Extracted data entries
--- Begin ---

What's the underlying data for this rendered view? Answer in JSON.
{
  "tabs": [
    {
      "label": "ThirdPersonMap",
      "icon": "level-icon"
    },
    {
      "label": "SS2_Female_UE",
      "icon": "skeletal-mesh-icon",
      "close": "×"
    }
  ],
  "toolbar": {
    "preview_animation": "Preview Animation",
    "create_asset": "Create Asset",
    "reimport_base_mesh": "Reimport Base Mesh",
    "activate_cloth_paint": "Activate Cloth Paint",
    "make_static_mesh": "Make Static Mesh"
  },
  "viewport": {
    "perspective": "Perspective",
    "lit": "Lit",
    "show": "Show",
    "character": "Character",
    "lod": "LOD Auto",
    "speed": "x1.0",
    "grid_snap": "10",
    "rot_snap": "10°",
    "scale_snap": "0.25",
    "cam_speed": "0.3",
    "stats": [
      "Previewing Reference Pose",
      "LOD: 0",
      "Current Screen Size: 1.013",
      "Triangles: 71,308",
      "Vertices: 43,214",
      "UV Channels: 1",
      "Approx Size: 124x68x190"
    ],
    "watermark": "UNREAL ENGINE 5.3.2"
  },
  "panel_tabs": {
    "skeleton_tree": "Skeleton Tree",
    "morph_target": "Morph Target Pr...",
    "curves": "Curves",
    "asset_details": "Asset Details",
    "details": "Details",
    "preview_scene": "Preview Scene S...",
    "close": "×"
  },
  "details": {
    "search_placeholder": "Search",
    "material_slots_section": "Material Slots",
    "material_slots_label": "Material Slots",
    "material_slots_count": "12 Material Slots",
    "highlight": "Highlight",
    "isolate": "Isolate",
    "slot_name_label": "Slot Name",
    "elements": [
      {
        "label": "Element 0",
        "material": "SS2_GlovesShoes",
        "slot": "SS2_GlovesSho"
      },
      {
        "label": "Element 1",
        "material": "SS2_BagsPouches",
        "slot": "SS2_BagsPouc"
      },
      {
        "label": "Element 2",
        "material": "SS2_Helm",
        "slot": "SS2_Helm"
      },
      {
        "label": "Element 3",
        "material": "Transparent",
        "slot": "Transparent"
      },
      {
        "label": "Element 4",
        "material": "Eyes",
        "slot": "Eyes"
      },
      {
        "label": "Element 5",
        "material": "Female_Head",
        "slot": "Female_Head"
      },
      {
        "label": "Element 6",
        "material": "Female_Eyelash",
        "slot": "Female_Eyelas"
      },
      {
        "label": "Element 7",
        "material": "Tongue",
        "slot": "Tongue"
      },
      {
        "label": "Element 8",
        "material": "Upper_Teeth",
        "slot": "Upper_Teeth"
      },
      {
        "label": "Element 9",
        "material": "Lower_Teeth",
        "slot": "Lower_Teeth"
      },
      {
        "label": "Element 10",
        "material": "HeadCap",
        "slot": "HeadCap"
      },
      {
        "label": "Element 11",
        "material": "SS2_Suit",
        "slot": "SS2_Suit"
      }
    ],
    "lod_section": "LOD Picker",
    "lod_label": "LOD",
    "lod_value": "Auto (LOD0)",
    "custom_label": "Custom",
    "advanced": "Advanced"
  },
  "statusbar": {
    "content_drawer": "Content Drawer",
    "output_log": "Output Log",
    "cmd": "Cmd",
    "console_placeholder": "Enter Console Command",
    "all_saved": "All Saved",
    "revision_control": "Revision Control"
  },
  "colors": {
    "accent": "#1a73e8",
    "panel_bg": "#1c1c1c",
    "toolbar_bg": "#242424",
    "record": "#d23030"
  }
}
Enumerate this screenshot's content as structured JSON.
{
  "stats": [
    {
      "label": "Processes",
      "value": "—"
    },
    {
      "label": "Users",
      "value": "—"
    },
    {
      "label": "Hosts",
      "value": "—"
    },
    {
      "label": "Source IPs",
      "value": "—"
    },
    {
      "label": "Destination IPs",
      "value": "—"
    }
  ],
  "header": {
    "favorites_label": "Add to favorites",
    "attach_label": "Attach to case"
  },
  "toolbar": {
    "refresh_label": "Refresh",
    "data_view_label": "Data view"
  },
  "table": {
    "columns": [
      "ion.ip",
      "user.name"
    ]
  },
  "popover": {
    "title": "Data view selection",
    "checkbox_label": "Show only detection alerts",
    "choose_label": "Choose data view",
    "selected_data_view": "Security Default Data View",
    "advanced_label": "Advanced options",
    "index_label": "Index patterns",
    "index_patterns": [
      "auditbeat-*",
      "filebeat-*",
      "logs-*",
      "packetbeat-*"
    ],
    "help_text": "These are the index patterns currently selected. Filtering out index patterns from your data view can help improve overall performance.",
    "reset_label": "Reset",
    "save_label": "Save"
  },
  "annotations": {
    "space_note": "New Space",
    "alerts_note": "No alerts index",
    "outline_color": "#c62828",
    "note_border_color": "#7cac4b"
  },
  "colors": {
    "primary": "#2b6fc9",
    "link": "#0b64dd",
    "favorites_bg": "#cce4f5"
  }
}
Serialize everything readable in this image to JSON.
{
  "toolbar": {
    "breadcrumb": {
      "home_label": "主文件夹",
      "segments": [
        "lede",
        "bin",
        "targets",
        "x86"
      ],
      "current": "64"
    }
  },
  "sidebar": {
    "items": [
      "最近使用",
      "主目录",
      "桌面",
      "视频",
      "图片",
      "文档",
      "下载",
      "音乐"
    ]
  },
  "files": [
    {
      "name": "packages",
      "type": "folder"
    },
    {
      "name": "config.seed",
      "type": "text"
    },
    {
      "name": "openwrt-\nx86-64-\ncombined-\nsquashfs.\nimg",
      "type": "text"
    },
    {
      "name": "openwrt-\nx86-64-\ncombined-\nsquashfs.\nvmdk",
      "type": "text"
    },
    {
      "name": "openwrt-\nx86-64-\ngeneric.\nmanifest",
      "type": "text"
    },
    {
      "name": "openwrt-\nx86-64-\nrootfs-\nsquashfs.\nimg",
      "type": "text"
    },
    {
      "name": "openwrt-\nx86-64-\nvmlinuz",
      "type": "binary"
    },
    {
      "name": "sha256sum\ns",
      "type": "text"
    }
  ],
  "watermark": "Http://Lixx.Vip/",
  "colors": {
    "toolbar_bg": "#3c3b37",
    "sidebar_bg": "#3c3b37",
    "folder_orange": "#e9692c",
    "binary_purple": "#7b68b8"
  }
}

--- End ---

Problem requirements: Lines containing the string "Show" are to be selected and copied.

Task response:
    "show": "Show",
    "checkbox_label": "Show only detection alerts",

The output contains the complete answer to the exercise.